Given instruction —
Only lines with the string "title" matter here; gather them from the material below.

Excerpt from a dataset:
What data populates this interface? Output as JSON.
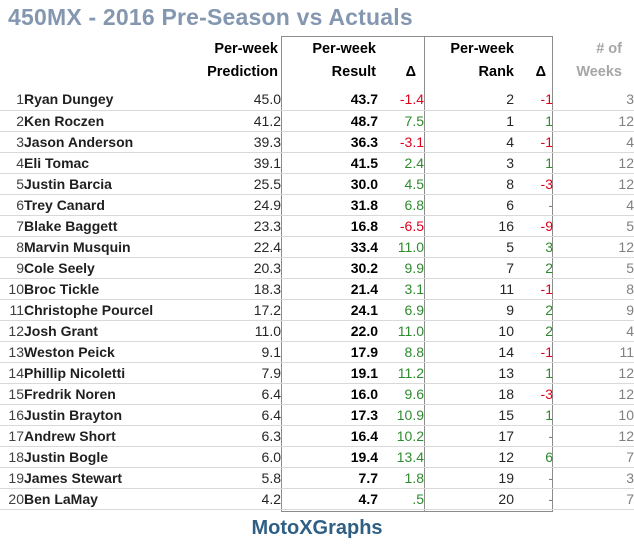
{
  "title": "450MX - 2016 Pre-Season vs Actuals",
  "headers": {
    "prediction": [
      "Per-week",
      "Prediction"
    ],
    "result": [
      "Per-week",
      "Result"
    ],
    "result_delta": "Δ",
    "rank": [
      "Per-week",
      "Rank"
    ],
    "rank_delta": "Δ",
    "weeks": [
      "# of",
      "Weeks"
    ]
  },
  "rows": [
    {
      "n": "1",
      "name": "Ryan Dungey",
      "pred": "45.0",
      "res": "43.7",
      "d": "-1.4",
      "rank": "2",
      "rd": "-1",
      "weeks": "3"
    },
    {
      "n": "2",
      "name": "Ken Roczen",
      "pred": "41.2",
      "res": "48.7",
      "d": "7.5",
      "rank": "1",
      "rd": "1",
      "weeks": "12"
    },
    {
      "n": "3",
      "name": "Jason Anderson",
      "pred": "39.3",
      "res": "36.3",
      "d": "-3.1",
      "rank": "4",
      "rd": "-1",
      "weeks": "4"
    },
    {
      "n": "4",
      "name": "Eli Tomac",
      "pred": "39.1",
      "res": "41.5",
      "d": "2.4",
      "rank": "3",
      "rd": "1",
      "weeks": "12"
    },
    {
      "n": "5",
      "name": "Justin Barcia",
      "pred": "25.5",
      "res": "30.0",
      "d": "4.5",
      "rank": "8",
      "rd": "-3",
      "weeks": "12"
    },
    {
      "n": "6",
      "name": "Trey Canard",
      "pred": "24.9",
      "res": "31.8",
      "d": "6.8",
      "rank": "6",
      "rd": "-",
      "weeks": "4"
    },
    {
      "n": "7",
      "name": "Blake Baggett",
      "pred": "23.3",
      "res": "16.8",
      "d": "-6.5",
      "rank": "16",
      "rd": "-9",
      "weeks": "5"
    },
    {
      "n": "8",
      "name": "Marvin Musquin",
      "pred": "22.4",
      "res": "33.4",
      "d": "11.0",
      "rank": "5",
      "rd": "3",
      "weeks": "12"
    },
    {
      "n": "9",
      "name": "Cole Seely",
      "pred": "20.3",
      "res": "30.2",
      "d": "9.9",
      "rank": "7",
      "rd": "2",
      "weeks": "5"
    },
    {
      "n": "10",
      "name": "Broc Tickle",
      "pred": "18.3",
      "res": "21.4",
      "d": "3.1",
      "rank": "11",
      "rd": "-1",
      "weeks": "8"
    },
    {
      "n": "11",
      "name": "Christophe Pourcel",
      "pred": "17.2",
      "res": "24.1",
      "d": "6.9",
      "rank": "9",
      "rd": "2",
      "weeks": "9"
    },
    {
      "n": "12",
      "name": "Josh Grant",
      "pred": "11.0",
      "res": "22.0",
      "d": "11.0",
      "rank": "10",
      "rd": "2",
      "weeks": "4"
    },
    {
      "n": "13",
      "name": "Weston Peick",
      "pred": "9.1",
      "res": "17.9",
      "d": "8.8",
      "rank": "14",
      "rd": "-1",
      "weeks": "11"
    },
    {
      "n": "14",
      "name": "Phillip Nicoletti",
      "pred": "7.9",
      "res": "19.1",
      "d": "11.2",
      "rank": "13",
      "rd": "1",
      "weeks": "12"
    },
    {
      "n": "15",
      "name": "Fredrik Noren",
      "pred": "6.4",
      "res": "16.0",
      "d": "9.6",
      "rank": "18",
      "rd": "-3",
      "weeks": "12"
    },
    {
      "n": "16",
      "name": "Justin Brayton",
      "pred": "6.4",
      "res": "17.3",
      "d": "10.9",
      "rank": "15",
      "rd": "1",
      "weeks": "10"
    },
    {
      "n": "17",
      "name": "Andrew Short",
      "pred": "6.3",
      "res": "16.4",
      "d": "10.2",
      "rank": "17",
      "rd": "-",
      "weeks": "12"
    },
    {
      "n": "18",
      "name": "Justin Bogle",
      "pred": "6.0",
      "res": "19.4",
      "d": "13.4",
      "rank": "12",
      "rd": "6",
      "weeks": "7"
    },
    {
      "n": "19",
      "name": "James Stewart",
      "pred": "5.8",
      "res": "7.7",
      "d": "1.8",
      "rank": "19",
      "rd": "-",
      "weeks": "3"
    },
    {
      "n": "20",
      "name": "Ben LaMay",
      "pred": "4.2",
      "res": "4.7",
      "d": ".5",
      "rank": "20",
      "rd": "-",
      "weeks": "7"
    }
  ],
  "colors": {
    "title": "#8497b0",
    "negative": "#e0001b",
    "positive": "#2e8b2e",
    "neutral": "#808080",
    "footer": "#2f5f84"
  },
  "footer": "MotoXGraphs"
}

Answer below —
  "title": "450MX - 2016 Pre-Season vs Actuals",
    "title": "#8497b0",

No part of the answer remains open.